▶ _Sobre el ejercicio_:
Responda estas preguntas sobre el texto acerca de los trastornos mentales:
1. ¿Qué propone la última versión del DSM?
2. ¿Qué no significa poner en duda la existencia de los trastornos mentales?
3. ¿Qué dejan de lado los nombres que se aplican a las personas?

Evidentemente, somos seres de carne y hueso y cada proceso psicológico tiene
su reflejo en toda una serie de reacciones fisiológicas y biológicas.
Así mismo, hay condiciones somáticas que pueden causar fenómenos
psicológicos y conductuales anómalos, del mismo modo que lo hace la
ingesta de drogas, medicamentos y otras sustancias. Esto también es
importante tenerlo en cuenta. No obstante, aunque
existe un gran número de sensaciones y fenómenos en nuestro
organismo, tal número es limitado, por lo que resulta extraño
pensar en la existencia de cientos de trastornos mentales
diferenciados, como propone, por ejemplo, la última versión del DSM.
En
cualquier caso, poner en duda la existencia de los trastornos
mentales no significa negar el sufrimiento y los problemas humanos.
Las personas se ven inmersas, muchas veces, en situaciones que les
impiden adaptarse a sus circunstancias vitales y pueden requerir la
ayuda de los servicios sanitarios, la cual merecen
independientemente de cómo llamemos a su malestar, que no deja de
ser una etiqueta. Estos nombres pueden tener utilidad para los
profesionales a la hora de comunicarse entre si, pero poca
información nos dan acerca de la persona a la que se aplican. Dejan
de lado su idiosincrasia, sus características personales y sus
puntos fuertes. A veces da la impresión de que las categorías
diagnósticas se hacen para facilitar y simplificar el trabajo de los
especialistas, pero en nada le facilita la vida a las personas con
problemas. De hecho, muchas investigaciones muestran que es, cuanto
menos, dudoso que la terapia psicológica basada en el diagnóstico
del trastorno mental correspondiente sea útil.
Una lectura altamente recomendada sobre el
tema es el libro “La invención de lostrastornos mentales” de Héctor González y Marino Pérez.

▶ _Conjunto de filas_:
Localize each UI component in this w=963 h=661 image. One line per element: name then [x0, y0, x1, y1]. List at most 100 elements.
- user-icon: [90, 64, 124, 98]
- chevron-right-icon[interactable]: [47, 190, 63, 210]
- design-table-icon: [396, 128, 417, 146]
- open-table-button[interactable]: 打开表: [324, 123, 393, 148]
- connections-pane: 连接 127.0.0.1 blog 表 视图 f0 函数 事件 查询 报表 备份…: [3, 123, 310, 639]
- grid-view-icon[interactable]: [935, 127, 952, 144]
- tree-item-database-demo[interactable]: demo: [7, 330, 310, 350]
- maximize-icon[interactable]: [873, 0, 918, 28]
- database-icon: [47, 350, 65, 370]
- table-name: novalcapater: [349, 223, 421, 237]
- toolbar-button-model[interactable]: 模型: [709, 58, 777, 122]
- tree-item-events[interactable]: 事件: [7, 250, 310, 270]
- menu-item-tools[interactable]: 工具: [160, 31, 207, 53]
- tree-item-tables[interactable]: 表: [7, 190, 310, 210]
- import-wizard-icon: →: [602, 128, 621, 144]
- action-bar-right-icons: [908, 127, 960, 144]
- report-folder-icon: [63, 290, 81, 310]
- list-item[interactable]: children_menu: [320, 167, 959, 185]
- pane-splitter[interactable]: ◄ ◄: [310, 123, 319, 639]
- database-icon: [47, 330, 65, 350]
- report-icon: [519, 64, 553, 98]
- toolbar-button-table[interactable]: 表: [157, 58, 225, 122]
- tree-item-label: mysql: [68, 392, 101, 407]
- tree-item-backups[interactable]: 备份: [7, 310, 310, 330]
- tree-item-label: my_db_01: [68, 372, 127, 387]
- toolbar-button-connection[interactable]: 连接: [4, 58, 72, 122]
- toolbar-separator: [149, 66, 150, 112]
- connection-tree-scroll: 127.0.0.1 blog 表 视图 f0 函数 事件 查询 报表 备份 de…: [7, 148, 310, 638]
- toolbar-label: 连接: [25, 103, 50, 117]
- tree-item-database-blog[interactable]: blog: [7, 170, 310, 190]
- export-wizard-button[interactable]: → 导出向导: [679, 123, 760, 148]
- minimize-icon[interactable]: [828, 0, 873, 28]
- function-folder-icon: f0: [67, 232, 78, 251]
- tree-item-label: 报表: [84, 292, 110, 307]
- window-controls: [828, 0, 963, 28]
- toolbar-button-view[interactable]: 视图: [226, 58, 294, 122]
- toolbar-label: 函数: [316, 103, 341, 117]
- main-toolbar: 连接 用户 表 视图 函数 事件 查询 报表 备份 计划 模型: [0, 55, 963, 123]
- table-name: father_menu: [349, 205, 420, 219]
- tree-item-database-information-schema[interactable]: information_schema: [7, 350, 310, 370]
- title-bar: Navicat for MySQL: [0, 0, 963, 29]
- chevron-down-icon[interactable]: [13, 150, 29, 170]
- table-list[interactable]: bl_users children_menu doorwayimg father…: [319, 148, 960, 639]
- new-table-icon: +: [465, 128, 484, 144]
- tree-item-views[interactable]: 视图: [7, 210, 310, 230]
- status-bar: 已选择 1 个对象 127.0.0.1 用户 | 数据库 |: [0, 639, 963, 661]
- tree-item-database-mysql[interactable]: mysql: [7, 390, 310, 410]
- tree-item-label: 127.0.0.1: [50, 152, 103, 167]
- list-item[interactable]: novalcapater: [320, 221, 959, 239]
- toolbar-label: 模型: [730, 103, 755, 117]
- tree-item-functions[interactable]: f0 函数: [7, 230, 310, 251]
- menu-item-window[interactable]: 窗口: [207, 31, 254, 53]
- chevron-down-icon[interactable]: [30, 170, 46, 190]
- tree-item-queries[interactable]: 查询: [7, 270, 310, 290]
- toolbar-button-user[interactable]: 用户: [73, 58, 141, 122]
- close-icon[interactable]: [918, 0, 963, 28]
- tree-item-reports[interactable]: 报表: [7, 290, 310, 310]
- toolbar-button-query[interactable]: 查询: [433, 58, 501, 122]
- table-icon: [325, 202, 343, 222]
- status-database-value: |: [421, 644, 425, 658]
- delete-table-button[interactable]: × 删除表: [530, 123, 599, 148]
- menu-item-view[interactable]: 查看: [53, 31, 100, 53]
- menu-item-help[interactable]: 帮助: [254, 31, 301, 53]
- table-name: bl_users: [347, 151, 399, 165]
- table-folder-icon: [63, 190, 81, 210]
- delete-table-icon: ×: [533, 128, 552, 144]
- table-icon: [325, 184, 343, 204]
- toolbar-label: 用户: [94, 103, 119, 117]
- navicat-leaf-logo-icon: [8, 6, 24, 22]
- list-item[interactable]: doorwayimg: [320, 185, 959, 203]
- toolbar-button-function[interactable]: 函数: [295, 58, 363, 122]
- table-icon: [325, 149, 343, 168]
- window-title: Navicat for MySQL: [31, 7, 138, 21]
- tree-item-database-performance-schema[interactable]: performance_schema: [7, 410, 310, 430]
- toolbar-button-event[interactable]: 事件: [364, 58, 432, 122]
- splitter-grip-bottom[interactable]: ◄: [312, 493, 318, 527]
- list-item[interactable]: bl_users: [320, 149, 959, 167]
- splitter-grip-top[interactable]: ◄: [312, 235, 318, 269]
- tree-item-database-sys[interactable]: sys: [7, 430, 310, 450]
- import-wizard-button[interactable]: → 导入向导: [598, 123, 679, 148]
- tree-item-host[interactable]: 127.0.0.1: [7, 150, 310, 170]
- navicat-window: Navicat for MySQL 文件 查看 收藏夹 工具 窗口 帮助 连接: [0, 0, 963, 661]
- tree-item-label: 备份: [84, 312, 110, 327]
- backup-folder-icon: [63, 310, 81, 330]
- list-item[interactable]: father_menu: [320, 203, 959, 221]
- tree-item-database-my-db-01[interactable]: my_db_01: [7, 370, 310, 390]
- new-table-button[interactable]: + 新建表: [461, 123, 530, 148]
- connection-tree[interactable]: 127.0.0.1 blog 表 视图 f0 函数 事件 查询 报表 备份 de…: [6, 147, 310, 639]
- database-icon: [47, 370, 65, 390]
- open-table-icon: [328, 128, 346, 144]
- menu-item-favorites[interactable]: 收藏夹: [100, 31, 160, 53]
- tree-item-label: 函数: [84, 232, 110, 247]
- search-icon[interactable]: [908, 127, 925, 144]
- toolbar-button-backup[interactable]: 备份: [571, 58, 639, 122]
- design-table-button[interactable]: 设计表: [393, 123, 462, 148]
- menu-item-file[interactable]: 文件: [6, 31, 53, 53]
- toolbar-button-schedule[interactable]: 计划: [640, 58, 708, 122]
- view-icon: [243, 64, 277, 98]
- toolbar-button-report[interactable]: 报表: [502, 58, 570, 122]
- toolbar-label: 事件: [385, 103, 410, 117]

▶ _Respuesta_:
1. La existencia de cientos de trastornos mentales diferenciados.
2. Negar el sufrimiento y los problemas humanos.
3. Su idiosincrasia, sus características personales y sus puntos fuertes.